▸ What you will do
Your answer should be one number: how many lines of the records hold the string "visible".

##### Record list #####

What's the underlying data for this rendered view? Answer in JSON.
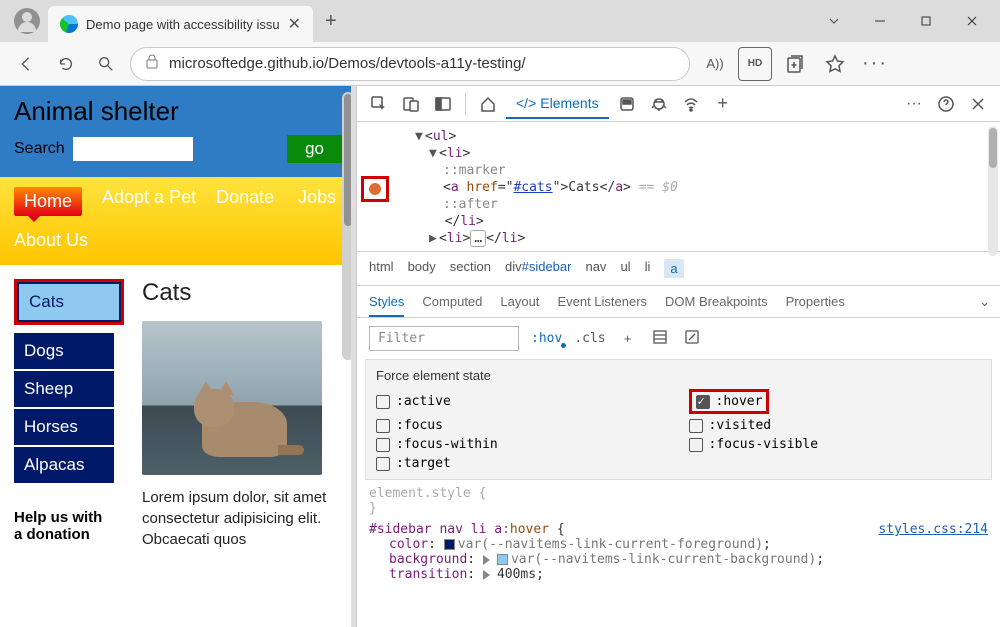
{
  "browser": {
    "tab_title": "Demo page with accessibility issu",
    "url": "microsoftedge.github.io/Demos/devtools-a11y-testing/",
    "reader_badge": "A))",
    "hd_badge": "HD"
  },
  "site": {
    "title": "Animal shelter",
    "search_label": "Search",
    "go_button": "go",
    "nav": {
      "home": "Home",
      "adopt": "Adopt a Pet",
      "donate": "Donate",
      "jobs": "Jobs",
      "about": "About Us"
    },
    "sidebar": [
      "Cats",
      "Dogs",
      "Sheep",
      "Horses",
      "Alpacas"
    ],
    "help_text": "Help us with a donation",
    "heading": "Cats",
    "lorem": "Lorem ipsum dolor, sit amet consectetur adipisicing elit. Obcaecati quos"
  },
  "devtools": {
    "elements_tab": "Elements",
    "code": {
      "ul": "ul",
      "li": "li",
      "marker": "::marker",
      "a_open": "a",
      "href_attr": "href",
      "href_val": "#cats",
      "cats_text": "Cats",
      "after": "::after",
      "eq0": "== $0",
      "dots": "…"
    },
    "crumbs": [
      "html",
      "body",
      "section",
      "div#sidebar",
      "nav",
      "ul",
      "li",
      "a"
    ],
    "styles_tabs": [
      "Styles",
      "Computed",
      "Layout",
      "Event Listeners",
      "DOM Breakpoints",
      "Properties"
    ],
    "filter_placeholder": "Filter",
    "hov_label": ":hov",
    "cls_label": ".cls",
    "force_title": "Force element state",
    "states": {
      "active": ":active",
      "focus": ":focus",
      "focus_within": ":focus-within",
      "target": ":target",
      "hover": ":hover",
      "visited": ":visited",
      "focus_visible": ":focus-visible"
    },
    "css": {
      "element_style": "element.style {",
      "close_brace": "}",
      "selector": "#sidebar nav li a:hover {",
      "link": "styles.css:214",
      "color_prop": "color",
      "color_val": "var(--navitems-link-current-foreground)",
      "bg_prop": "background",
      "bg_val": "var(--navitems-link-current-background)",
      "trans_prop": "transition",
      "trans_val": "400ms"
    }
  }
}
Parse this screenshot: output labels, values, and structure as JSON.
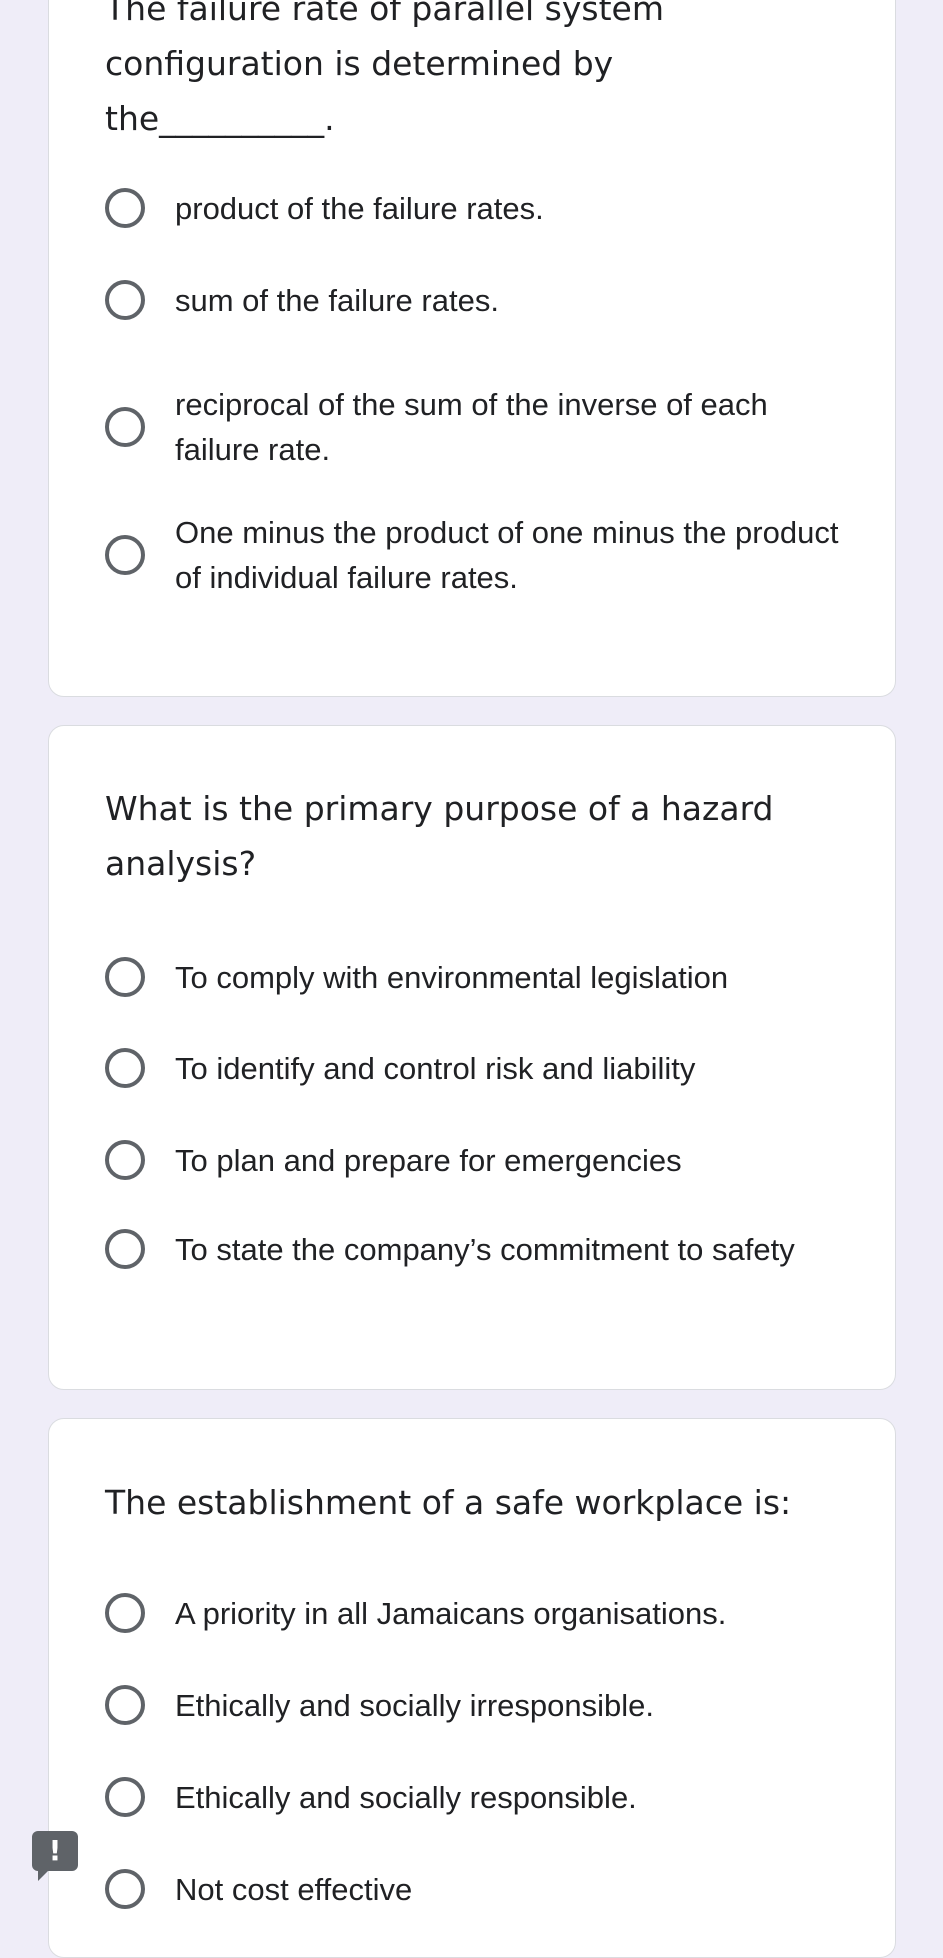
{
  "questions": [
    {
      "text": "The failure rate of parallel system\nconfiguration is determined by\nthe__________.",
      "options": [
        "product of the failure rates.",
        "sum of the failure rates.",
        "reciprocal of the sum of the inverse of each failure rate.",
        "One minus the product of one minus the product of individual failure rates."
      ]
    },
    {
      "text": "What is the primary purpose of a hazard\nanalysis?",
      "options": [
        "To comply with environmental legislation",
        "To identify and control risk and liability",
        "To plan and prepare for emergencies",
        "To state the company’s commitment to safety"
      ]
    },
    {
      "text": "The establishment of a safe workplace is:",
      "options": [
        "A priority in all Jamaicans organisations.",
        "Ethically and socially irresponsible.",
        "Ethically and socially responsible.",
        "Not cost effective"
      ]
    }
  ],
  "report_button": {
    "label": "!",
    "icon": "exclamation-feedback-icon"
  }
}
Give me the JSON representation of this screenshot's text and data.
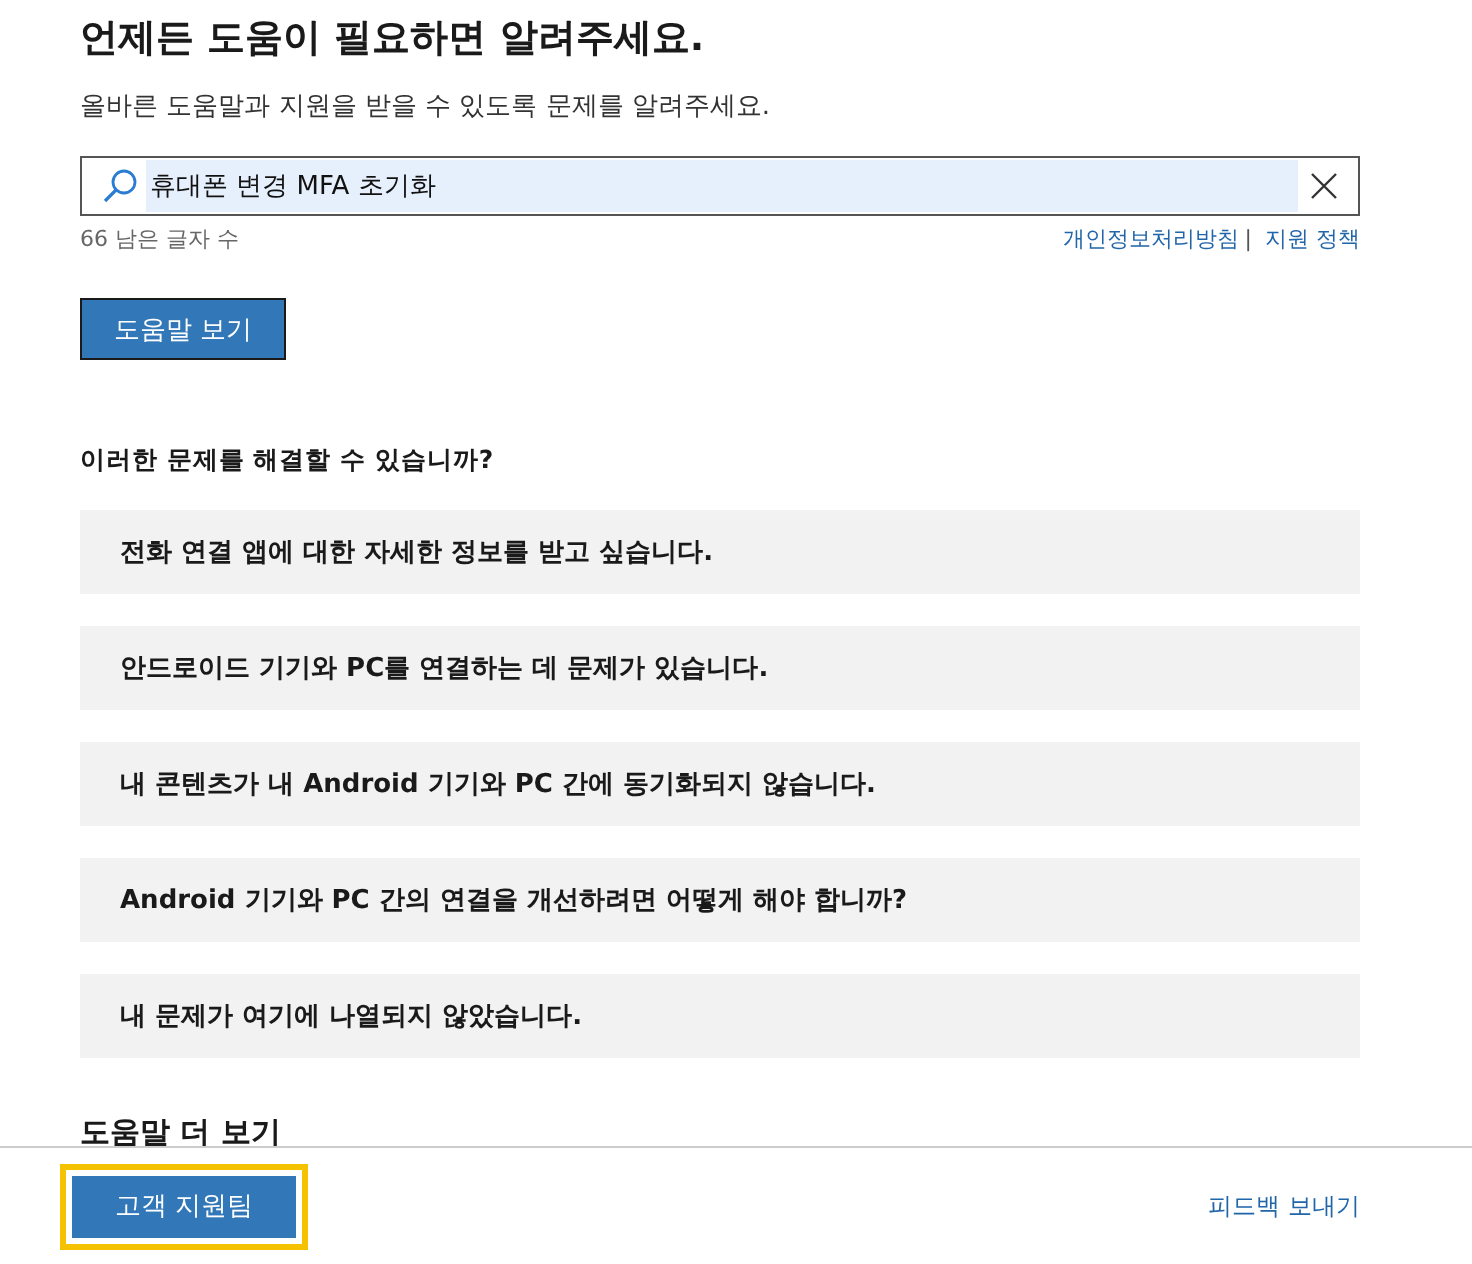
{
  "heading": "언제든 도움이 필요하면 알려주세요.",
  "subtitle": "올바른 도움말과 지원을 받을 수 있도록 문제를 알려주세요.",
  "search": {
    "value": "휴대폰 변경 MFA 초기화"
  },
  "char_count": "66 남은 글자 수",
  "links": [
    "개인정보처리방침",
    "지원 정책"
  ],
  "link_separator": "|",
  "help_button": "도움말 보기",
  "questions_heading": "이러한 문제를 해결할 수 있습니까?",
  "questions": [
    "전화 연결 앱에 대한 자세한 정보를 받고 싶습니다.",
    "안드로이드 기기와 PC를 연결하는 데 문제가 있습니다.",
    "내 콘텐츠가 내 Android 기기와 PC 간에 동기화되지 않습니다.",
    "Android 기기와 PC 간의 연결을 개선하려면 어떻게 해야 합니까?",
    "내 문제가 여기에 나열되지 않았습니다."
  ],
  "more_heading": "도움말 더 보기",
  "footer": {
    "support_button": "고객 지원팀",
    "support_focused": true,
    "feedback_link": "피드백 보내기"
  }
}
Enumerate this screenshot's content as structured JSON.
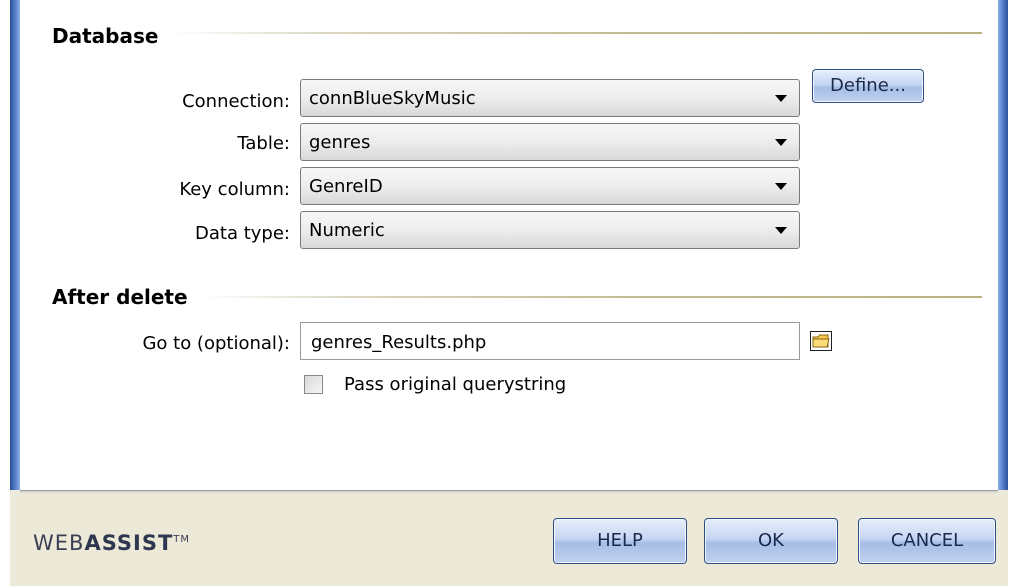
{
  "database": {
    "title": "Database",
    "connection": {
      "label": "Connection:",
      "value": "connBlueSkyMusic",
      "define_label": "Define..."
    },
    "table": {
      "label": "Table:",
      "value": "genres"
    },
    "key_column": {
      "label": "Key column:",
      "value": "GenreID"
    },
    "data_type": {
      "label": "Data type:",
      "value": "Numeric"
    }
  },
  "after_delete": {
    "title": "After delete",
    "goto": {
      "label": "Go to (optional):",
      "value": "genres_Results.php",
      "browse_icon": "folder-icon"
    },
    "pass_querystring": {
      "label": "Pass original querystring",
      "checked": false
    }
  },
  "footer": {
    "logo_light": "WEB",
    "logo_bold": "ASSIST",
    "logo_tm": "TM",
    "help_label": "HELP",
    "ok_label": "OK",
    "cancel_label": "CANCEL"
  },
  "colors": {
    "window_blue": "#2b4f9b",
    "button_gradient_top": "#e6eefb",
    "button_gradient_mid": "#a6bde6",
    "dialog_bg": "#ece9d8"
  }
}
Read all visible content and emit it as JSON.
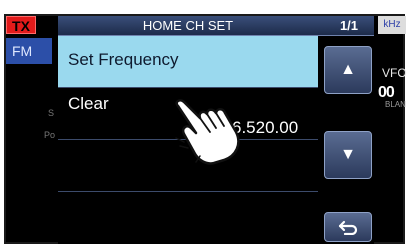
{
  "status": {
    "tx": "TX",
    "mode": "FM",
    "unit": "kHz",
    "vfo": "VFO",
    "vfo_digits": "00",
    "blank": "BLAN",
    "side_s": "S",
    "side_po": "Po"
  },
  "dialog": {
    "title": "HOME CH SET",
    "page": "1/1",
    "items": [
      {
        "label": "Set Frequency",
        "value": ""
      },
      {
        "label": "Clear",
        "value": "6.520.00"
      },
      {
        "label": "",
        "value": ""
      },
      {
        "label": "",
        "value": ""
      }
    ],
    "selected_index": 0
  },
  "buttons": {
    "up": "up-arrow-icon",
    "down": "down-arrow-icon",
    "back": "return-icon"
  },
  "colors": {
    "selected_row": "#9ad9ee",
    "tx": "#e21b1b",
    "header": "#2a3b63"
  }
}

#####

▸ The answer
2